__Excerpt__.
PURPOSE

Protein tyrosine phosphorylation is an important event in the cell signal transduction process. Phosphatidylinositol-3 kinase (PI-3K) is an intracellular signal mediator and plays a key role in many cellular functions. In this study we have examined the changes in lens protein tyrosine phosphorylation and its impact on phosphatidylinositol 3-kinase (PI-3K) signaling during selenite cataract development.

METHODS

Cataract was induced in 10 days old rat pups by a single sub-cutaneous injection of sodium selenite (30 microM/Kg body weight) and lenses were collected at different stages of cataract development. Immunoprecipitation and Western immunoblotting were employed to determine protein tyrosine phosphorylation, PI-3K activity and protein in lens cell extracts. Tyrosine kinase activity in lens membrane preparations was assayed in the presence of a synthetic substrate peptide and [32P]ATP.

__Problems and tasks__.
**a)** From the Methods section of the selenite cataract abstract, list every measurement it says was determined or assayed.
**b)** Pick up the selenite cataract abstract after its last sentence and write its continuation.
The entries have no role in either task.

__Entries supplied__.
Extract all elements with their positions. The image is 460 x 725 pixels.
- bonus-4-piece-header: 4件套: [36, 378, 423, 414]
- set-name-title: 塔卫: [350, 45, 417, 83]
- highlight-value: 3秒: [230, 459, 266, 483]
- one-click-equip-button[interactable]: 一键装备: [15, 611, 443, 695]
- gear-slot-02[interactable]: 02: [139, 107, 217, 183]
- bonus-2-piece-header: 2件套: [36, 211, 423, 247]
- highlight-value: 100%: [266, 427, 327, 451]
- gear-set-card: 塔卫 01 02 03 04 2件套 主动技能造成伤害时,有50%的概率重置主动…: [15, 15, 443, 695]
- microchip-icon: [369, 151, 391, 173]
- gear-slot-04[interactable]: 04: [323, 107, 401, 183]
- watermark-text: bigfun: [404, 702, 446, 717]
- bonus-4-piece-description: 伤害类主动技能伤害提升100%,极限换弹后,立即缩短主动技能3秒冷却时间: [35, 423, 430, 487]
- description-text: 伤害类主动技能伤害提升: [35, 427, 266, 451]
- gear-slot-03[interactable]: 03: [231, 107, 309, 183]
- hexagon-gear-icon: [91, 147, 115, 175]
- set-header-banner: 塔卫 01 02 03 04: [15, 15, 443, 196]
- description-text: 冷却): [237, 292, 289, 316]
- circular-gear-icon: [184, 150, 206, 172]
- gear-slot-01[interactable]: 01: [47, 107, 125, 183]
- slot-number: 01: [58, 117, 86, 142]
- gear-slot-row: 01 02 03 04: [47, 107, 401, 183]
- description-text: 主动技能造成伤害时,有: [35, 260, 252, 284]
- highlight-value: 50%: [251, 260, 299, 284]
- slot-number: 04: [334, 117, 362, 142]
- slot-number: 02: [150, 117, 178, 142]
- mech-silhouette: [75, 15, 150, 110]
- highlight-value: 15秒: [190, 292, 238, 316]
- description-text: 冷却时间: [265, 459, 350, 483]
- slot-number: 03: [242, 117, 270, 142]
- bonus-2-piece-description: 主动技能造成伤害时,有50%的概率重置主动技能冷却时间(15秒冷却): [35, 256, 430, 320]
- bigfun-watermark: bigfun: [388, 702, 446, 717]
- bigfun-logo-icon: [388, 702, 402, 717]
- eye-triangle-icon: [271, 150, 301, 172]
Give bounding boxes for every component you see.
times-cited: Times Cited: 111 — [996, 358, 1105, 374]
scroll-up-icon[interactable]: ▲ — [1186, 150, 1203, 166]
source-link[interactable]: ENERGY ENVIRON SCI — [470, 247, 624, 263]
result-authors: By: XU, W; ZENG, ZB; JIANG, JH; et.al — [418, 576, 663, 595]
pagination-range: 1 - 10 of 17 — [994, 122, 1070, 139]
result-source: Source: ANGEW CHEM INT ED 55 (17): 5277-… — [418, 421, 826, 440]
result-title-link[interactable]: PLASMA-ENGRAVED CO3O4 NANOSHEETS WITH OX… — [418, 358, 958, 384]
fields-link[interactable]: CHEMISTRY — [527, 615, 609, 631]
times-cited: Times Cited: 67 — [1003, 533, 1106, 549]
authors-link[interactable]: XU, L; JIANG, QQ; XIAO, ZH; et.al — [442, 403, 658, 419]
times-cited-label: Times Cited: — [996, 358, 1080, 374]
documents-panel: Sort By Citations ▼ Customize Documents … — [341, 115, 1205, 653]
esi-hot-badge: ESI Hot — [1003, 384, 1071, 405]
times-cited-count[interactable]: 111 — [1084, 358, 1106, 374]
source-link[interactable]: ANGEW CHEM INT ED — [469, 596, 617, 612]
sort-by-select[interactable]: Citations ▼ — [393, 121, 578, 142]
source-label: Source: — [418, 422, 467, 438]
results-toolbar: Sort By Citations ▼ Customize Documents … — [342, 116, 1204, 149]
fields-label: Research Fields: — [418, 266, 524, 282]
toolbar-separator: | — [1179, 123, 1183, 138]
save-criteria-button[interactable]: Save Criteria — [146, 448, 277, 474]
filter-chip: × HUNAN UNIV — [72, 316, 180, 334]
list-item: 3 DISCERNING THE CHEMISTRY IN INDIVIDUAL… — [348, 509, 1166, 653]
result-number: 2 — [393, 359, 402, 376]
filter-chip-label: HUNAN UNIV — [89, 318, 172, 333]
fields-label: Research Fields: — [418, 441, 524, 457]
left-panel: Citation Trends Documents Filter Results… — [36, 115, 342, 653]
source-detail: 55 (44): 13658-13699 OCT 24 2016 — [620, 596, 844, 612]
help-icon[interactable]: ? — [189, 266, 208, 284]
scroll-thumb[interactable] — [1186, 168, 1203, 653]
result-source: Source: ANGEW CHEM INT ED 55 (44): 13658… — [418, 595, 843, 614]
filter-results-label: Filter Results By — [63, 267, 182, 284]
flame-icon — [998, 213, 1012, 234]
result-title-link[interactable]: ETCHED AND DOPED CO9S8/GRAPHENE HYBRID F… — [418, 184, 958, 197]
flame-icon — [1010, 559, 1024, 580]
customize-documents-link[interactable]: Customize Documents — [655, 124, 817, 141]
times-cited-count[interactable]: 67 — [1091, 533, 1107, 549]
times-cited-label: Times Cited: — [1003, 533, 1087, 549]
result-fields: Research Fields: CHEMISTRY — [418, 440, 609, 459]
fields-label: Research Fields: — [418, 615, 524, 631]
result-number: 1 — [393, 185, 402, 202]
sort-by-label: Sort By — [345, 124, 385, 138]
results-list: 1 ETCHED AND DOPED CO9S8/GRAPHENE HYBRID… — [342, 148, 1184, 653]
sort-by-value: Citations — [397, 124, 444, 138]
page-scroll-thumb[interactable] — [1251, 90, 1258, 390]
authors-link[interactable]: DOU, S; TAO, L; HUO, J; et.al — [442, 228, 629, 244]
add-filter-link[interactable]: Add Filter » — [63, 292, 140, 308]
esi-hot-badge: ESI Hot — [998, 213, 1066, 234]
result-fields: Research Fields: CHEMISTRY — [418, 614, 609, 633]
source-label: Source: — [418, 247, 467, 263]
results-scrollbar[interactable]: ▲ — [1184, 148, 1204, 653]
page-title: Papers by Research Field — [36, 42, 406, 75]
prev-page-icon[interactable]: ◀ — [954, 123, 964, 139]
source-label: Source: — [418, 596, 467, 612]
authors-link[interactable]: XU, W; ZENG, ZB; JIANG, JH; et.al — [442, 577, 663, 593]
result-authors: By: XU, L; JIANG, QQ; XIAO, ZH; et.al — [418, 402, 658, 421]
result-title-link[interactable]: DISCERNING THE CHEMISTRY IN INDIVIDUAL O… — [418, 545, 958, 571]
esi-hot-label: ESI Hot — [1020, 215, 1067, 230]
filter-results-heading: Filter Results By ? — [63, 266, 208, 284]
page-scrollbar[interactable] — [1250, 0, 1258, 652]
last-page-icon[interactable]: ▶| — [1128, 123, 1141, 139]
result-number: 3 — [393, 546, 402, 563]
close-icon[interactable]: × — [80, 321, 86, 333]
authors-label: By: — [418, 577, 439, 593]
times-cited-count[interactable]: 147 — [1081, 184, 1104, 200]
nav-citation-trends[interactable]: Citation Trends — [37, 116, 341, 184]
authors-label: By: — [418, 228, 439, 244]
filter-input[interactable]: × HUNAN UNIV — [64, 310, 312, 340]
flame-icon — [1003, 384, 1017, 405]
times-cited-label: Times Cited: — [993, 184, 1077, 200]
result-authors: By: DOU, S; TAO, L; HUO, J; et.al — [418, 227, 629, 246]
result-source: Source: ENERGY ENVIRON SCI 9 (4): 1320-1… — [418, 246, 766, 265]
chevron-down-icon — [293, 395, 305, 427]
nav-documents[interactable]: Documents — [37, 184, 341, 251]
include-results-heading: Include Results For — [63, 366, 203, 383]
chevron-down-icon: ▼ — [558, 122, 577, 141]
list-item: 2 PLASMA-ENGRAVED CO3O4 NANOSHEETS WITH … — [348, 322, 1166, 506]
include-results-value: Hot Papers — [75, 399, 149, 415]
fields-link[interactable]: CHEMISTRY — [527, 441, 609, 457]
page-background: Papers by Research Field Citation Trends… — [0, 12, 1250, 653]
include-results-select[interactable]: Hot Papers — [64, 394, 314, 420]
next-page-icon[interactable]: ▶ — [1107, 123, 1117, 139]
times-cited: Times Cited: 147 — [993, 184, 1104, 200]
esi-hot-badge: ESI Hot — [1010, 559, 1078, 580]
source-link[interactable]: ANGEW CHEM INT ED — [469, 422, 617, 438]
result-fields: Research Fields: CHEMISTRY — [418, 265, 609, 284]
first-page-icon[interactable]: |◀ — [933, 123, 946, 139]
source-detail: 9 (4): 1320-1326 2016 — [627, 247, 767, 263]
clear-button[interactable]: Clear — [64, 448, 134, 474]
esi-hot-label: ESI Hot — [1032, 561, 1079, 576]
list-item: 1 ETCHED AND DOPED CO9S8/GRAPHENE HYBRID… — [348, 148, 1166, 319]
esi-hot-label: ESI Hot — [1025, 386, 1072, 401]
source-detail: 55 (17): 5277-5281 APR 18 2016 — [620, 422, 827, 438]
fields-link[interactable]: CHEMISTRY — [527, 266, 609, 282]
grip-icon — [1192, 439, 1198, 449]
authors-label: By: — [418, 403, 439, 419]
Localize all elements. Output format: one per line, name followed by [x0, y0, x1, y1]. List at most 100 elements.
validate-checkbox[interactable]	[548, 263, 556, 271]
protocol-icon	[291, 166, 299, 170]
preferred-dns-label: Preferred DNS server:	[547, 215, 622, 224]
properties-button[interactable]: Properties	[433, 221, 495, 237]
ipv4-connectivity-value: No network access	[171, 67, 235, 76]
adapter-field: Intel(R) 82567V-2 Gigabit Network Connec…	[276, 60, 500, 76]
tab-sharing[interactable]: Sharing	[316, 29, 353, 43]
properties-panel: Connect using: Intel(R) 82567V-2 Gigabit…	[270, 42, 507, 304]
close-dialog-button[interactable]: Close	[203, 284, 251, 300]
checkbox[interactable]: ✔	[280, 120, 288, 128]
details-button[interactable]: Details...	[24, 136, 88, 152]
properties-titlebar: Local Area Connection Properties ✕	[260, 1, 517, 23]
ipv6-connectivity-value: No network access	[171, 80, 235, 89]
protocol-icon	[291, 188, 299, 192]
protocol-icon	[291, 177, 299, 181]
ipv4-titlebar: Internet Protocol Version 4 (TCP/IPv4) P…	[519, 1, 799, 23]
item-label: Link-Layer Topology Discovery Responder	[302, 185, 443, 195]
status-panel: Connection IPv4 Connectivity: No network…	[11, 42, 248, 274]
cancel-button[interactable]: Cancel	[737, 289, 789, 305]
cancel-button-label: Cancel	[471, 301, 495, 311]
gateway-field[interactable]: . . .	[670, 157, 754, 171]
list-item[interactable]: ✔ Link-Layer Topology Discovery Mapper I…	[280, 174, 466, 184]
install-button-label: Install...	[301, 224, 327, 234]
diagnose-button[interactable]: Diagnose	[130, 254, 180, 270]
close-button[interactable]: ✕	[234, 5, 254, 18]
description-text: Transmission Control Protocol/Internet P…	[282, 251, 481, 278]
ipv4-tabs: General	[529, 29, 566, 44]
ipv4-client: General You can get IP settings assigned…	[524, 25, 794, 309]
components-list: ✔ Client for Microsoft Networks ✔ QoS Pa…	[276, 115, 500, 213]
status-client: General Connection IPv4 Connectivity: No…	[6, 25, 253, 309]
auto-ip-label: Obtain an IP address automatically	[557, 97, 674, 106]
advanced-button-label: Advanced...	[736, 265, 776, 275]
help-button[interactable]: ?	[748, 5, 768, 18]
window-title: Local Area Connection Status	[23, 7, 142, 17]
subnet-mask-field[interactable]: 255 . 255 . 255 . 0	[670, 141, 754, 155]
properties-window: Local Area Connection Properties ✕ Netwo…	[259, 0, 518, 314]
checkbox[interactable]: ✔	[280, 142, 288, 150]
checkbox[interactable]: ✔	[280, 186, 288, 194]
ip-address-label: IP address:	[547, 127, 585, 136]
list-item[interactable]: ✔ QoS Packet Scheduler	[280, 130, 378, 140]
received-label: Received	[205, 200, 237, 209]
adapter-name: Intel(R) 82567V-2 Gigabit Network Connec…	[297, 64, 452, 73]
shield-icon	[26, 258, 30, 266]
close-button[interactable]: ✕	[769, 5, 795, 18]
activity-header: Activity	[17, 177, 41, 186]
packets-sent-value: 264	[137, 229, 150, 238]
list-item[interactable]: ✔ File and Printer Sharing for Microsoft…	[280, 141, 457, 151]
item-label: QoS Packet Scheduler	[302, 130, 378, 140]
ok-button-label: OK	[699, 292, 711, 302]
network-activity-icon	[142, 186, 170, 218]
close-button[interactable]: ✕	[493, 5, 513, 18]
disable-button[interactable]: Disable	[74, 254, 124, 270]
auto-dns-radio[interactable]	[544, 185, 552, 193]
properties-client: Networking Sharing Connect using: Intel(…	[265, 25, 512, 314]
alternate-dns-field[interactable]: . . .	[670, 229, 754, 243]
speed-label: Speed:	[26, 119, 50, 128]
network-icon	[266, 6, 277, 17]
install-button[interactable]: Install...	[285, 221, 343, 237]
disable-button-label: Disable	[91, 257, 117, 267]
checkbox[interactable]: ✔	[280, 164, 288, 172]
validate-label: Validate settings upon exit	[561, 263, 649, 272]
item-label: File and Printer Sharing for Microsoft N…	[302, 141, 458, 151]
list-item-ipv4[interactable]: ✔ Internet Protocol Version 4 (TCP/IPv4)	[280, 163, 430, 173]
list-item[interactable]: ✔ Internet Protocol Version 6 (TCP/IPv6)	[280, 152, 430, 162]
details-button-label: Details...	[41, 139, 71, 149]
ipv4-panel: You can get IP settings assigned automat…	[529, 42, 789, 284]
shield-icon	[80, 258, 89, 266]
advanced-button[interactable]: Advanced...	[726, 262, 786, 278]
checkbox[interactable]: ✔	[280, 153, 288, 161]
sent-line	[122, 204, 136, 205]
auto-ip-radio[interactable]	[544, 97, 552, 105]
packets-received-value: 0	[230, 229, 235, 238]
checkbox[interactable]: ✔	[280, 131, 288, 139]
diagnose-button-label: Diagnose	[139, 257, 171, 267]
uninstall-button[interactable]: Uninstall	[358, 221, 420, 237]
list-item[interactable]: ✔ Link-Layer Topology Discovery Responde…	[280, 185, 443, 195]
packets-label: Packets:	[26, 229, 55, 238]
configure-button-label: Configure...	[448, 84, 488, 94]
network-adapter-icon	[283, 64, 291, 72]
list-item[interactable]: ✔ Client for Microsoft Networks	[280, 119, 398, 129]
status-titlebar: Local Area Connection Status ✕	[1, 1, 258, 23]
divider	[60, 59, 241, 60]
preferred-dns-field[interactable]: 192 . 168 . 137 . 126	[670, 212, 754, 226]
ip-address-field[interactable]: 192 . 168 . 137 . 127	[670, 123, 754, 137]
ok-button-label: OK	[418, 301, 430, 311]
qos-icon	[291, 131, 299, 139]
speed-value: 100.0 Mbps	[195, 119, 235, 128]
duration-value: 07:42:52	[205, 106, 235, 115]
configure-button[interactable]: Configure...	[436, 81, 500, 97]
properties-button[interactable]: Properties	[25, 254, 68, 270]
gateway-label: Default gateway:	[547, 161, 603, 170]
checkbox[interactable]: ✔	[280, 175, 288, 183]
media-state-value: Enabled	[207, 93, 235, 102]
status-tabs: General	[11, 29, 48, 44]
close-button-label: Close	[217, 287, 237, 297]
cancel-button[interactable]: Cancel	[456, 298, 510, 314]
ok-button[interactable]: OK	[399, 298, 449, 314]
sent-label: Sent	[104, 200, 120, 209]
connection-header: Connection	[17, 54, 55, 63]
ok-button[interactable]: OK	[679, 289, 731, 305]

__Answers for the exercise__.
**a)**
- Protein tyrosine phosphorylation
- PI-3K activity
- PI-3K protein
- Tyrosine kinase activity in lens membrane preparations

**b)**
RESULTS

Protein tyrosine phosphorylation in the lens was disrupted before the onset of cataract. A decrease in tyrosine phosphorylation of lens proteins was observed within 2-3 days of selenite injection (pre-cataract stage). The effect was much more prominent with the progression of cataract. The decrease in protein tyrosine phosphorylation correlated with the decrease in tyrosine kinase activity associated with the lens membrane fraction. Stimulation of normal rat lenses in organ culture with insulin and IGF-1 caused an increase in the phosphorylation of proteins, whose tyrosine phosphorylation status appeared to be diminished during cataract development. Insulin and IGF-1 also stimulated rat lens PI-3K activity. While there was no change in total PI-3K activity during the onset of cataract, the activity of PI-3K associated with tyrosine phosphorylated proteins decreased markedly in pre-cataract lenses. Further, the ability of IGF-1 to stimulate PI-3K activity was significantly reduced in lens epithelial cells treated with selenium.

CONCLUSIONS

These studies show that signaling events involving the protein tyrosine phosphorylation process and activation of PI-3K are altered during selenite cataract formation and implicate defects in signal transduction mechanisms as contributing factors in the development of cataract.